[Saved data entries]
____________

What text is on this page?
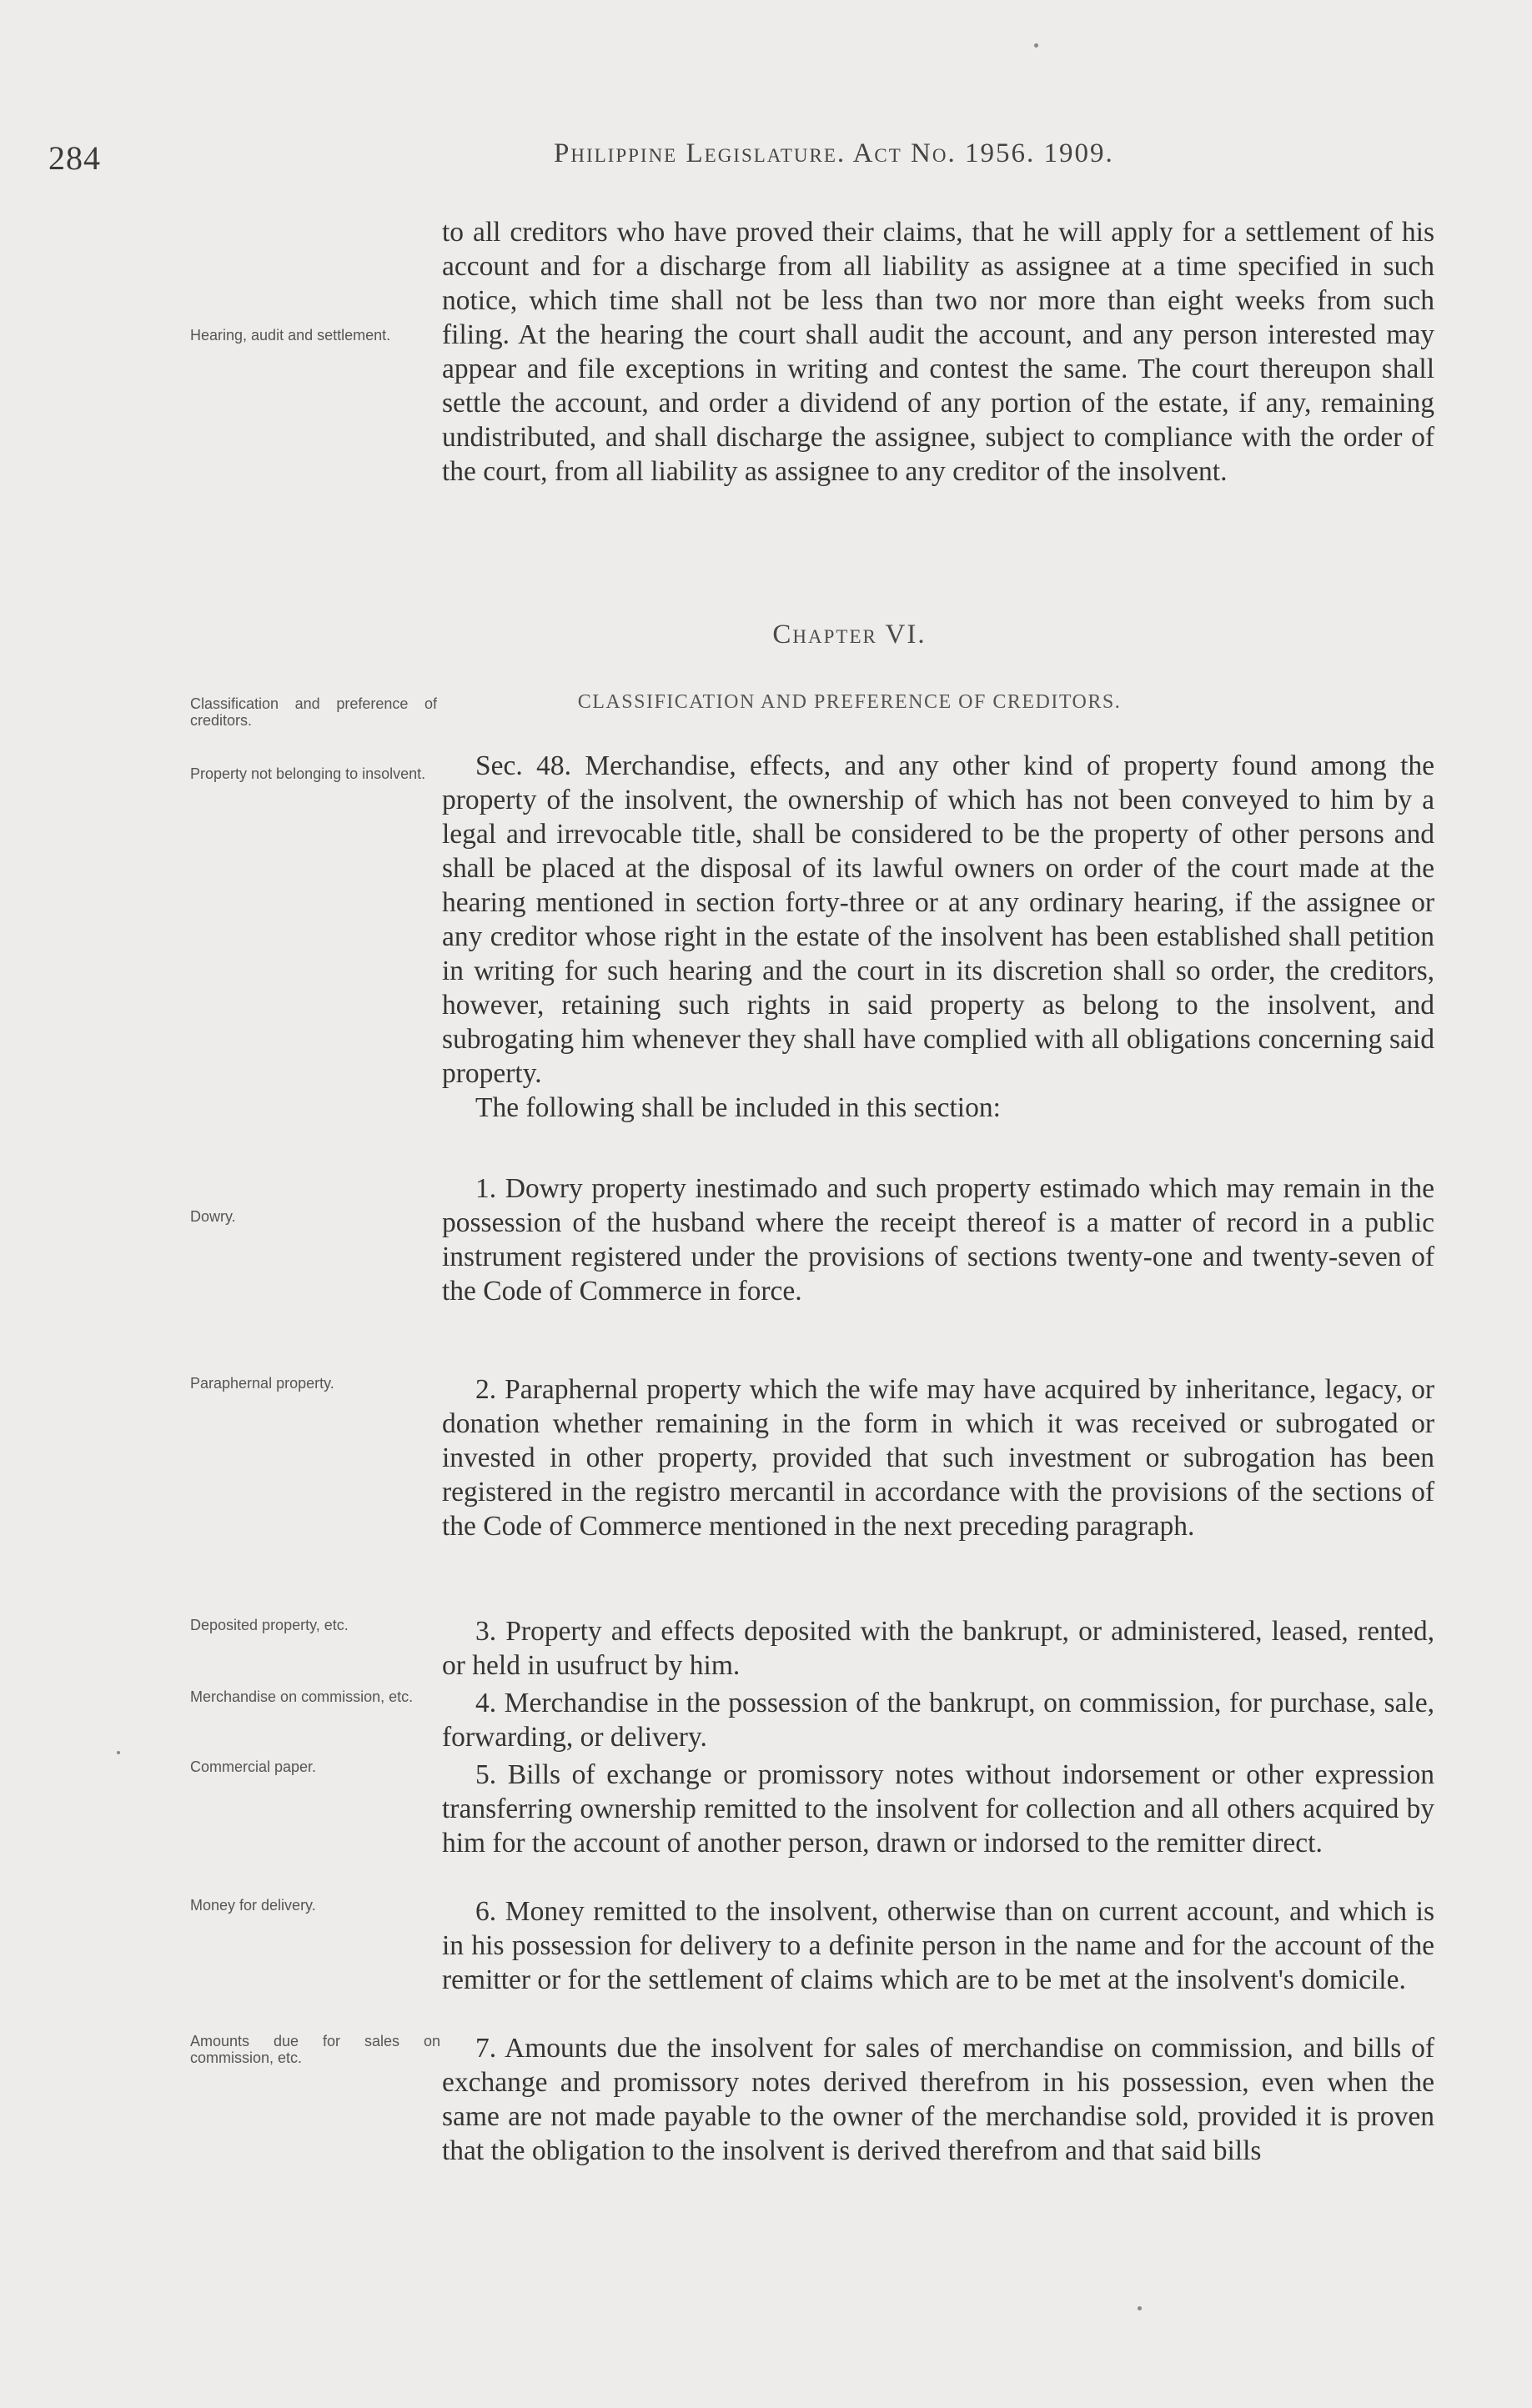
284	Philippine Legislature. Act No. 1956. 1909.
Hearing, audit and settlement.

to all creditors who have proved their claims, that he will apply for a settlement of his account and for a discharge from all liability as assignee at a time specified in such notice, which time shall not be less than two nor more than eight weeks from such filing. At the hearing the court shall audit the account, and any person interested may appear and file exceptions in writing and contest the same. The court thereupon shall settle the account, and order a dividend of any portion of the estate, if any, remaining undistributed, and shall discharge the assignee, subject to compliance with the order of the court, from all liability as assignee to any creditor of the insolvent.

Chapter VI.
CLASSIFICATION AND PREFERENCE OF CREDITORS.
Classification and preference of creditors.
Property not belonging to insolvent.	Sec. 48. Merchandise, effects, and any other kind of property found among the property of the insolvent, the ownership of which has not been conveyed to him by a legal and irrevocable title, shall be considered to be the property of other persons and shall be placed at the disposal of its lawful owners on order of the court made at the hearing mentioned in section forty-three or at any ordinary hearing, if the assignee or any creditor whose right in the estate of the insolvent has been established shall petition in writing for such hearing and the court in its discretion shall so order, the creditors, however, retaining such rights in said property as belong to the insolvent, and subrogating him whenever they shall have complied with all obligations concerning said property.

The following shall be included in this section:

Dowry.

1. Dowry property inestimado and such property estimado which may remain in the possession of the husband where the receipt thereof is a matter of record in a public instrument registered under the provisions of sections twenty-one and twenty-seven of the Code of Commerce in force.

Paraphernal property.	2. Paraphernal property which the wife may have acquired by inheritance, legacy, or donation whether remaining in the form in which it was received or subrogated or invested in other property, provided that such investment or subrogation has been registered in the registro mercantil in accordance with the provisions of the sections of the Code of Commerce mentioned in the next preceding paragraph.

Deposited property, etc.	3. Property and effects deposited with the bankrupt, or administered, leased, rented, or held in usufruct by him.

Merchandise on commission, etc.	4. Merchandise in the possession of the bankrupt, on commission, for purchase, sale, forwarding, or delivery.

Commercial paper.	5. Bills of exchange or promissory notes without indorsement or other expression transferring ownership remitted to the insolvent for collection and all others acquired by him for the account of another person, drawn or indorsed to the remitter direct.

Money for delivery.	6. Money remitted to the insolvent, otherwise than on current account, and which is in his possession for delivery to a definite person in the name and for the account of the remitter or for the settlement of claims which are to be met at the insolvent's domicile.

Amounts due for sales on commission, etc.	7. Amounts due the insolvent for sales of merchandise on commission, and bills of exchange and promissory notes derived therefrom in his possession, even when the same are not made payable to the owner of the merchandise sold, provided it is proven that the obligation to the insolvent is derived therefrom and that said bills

____________

Copy all lines from the entries that contain the word "promissory".

■ **Solution for this problem**:
Commercial paper.	5. Bills of exchange or promissory notes without indorsement or other expression transferring ownership remitted to the insolvent for collection and all others acquired by him for the account of another person, drawn or indorsed to the remitter direct.
Amounts due for sales on commission, etc.	7. Amounts due the insolvent for sales of merchandise on commission, and bills of exchange and promissory notes derived therefrom in his possession, even when the same are not made payable to the owner of the merchandise sold, provided it is proven that the obligation to the insolvent is derived therefrom and that said bills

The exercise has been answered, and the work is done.